Problem to solve:
Count every line that holds the string "Diagnosis", then give that number alone.

start

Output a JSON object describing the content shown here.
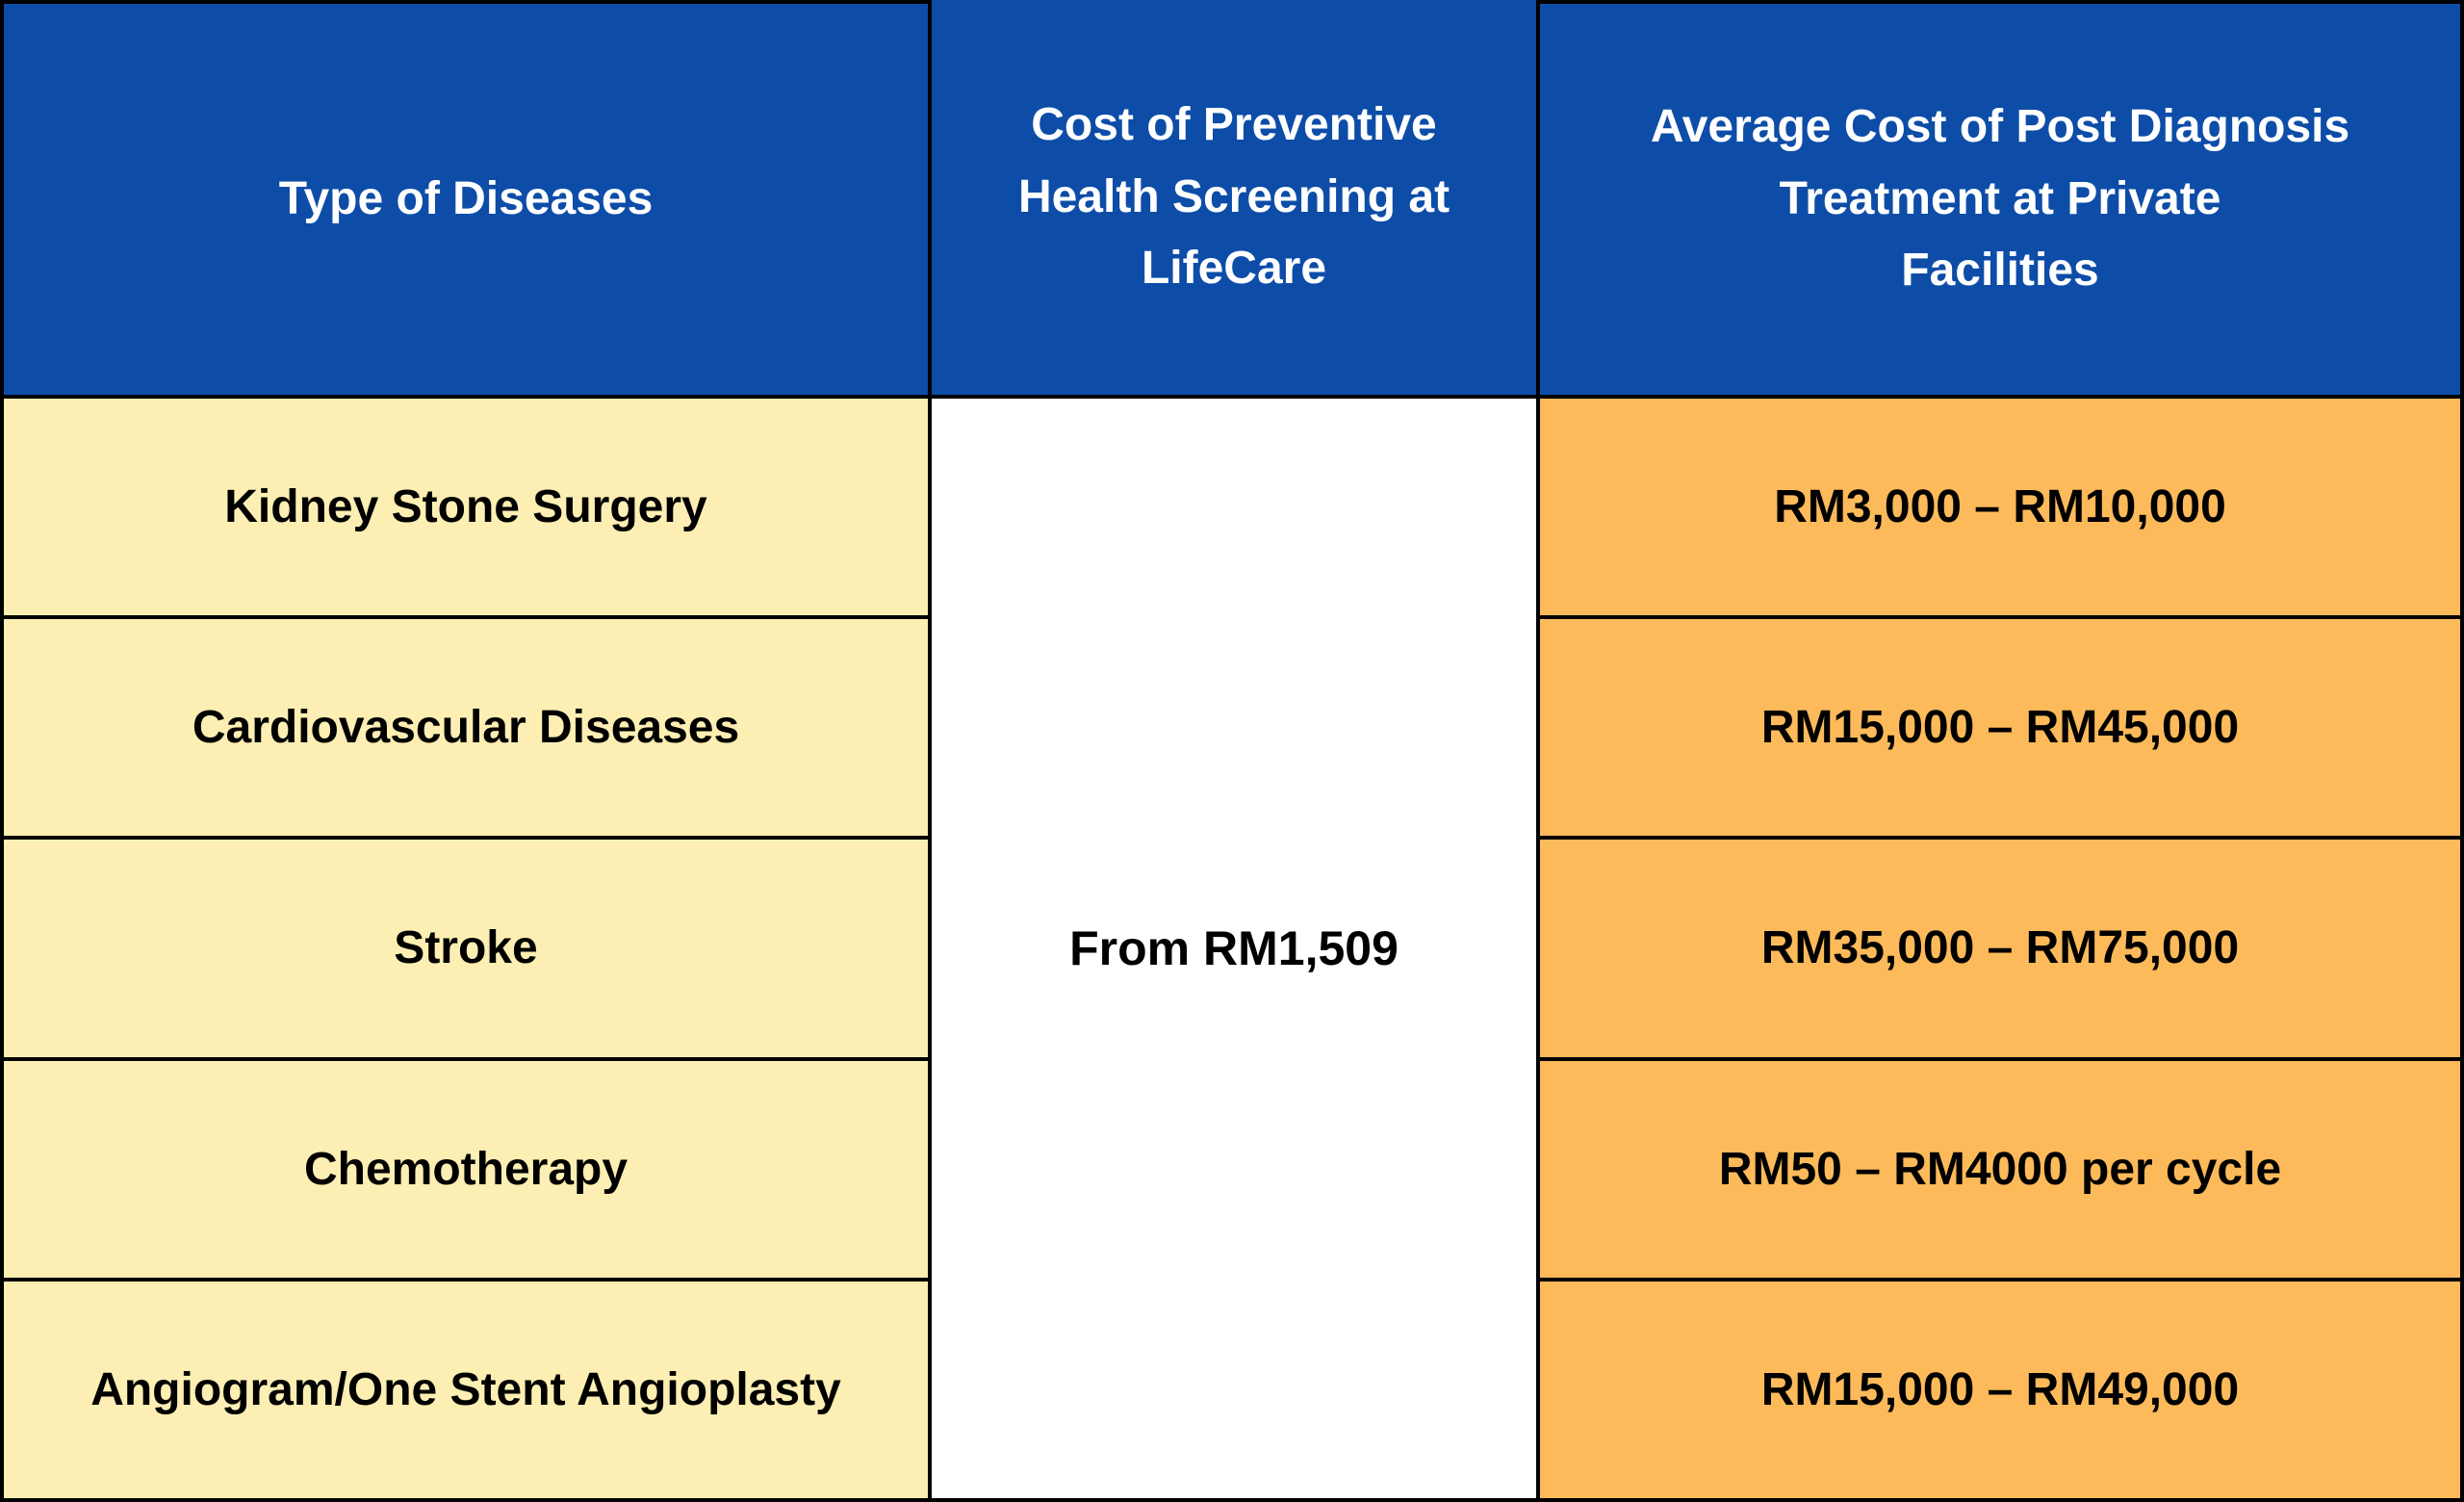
{
  "theme": {
    "blue": "#0D4DA8",
    "yellow": "#FDEFB3",
    "orange": "#FDBA5A",
    "white": "#FFFFFF",
    "border": "#000000",
    "header_text": "#FFFFFF",
    "body_text": "#000000"
  },
  "chart_data": {
    "type": "table",
    "columns": [
      "Type of Diseases",
      "Cost of Preventive Health Screening at LifeCare",
      "Average Cost of Post Diagnosis Treatment at Private Facilities"
    ],
    "header_lines": {
      "col1": [
        "Type of Diseases"
      ],
      "col2": [
        "Cost of Preventive",
        "Health Screening at",
        "LifeCare"
      ],
      "col3": [
        "Average Cost of Post Diagnosis",
        "Treatment at Private",
        "Facilities"
      ]
    },
    "merged_screening_cost": "From RM1,509",
    "rows": [
      {
        "disease": "Kidney Stone Surgery",
        "treatment_cost": "RM3,000 – RM10,000"
      },
      {
        "disease": "Cardiovascular Diseases",
        "treatment_cost": "RM15,000 – RM45,000"
      },
      {
        "disease": "Stroke",
        "treatment_cost": "RM35,000 – RM75,000"
      },
      {
        "disease": "Chemotherapy",
        "treatment_cost": "RM50 – RM4000 per cycle"
      },
      {
        "disease": "Angiogram/One Stent Angioplasty",
        "treatment_cost": "RM15,000 – RM49,000"
      }
    ]
  }
}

end

Full output:
2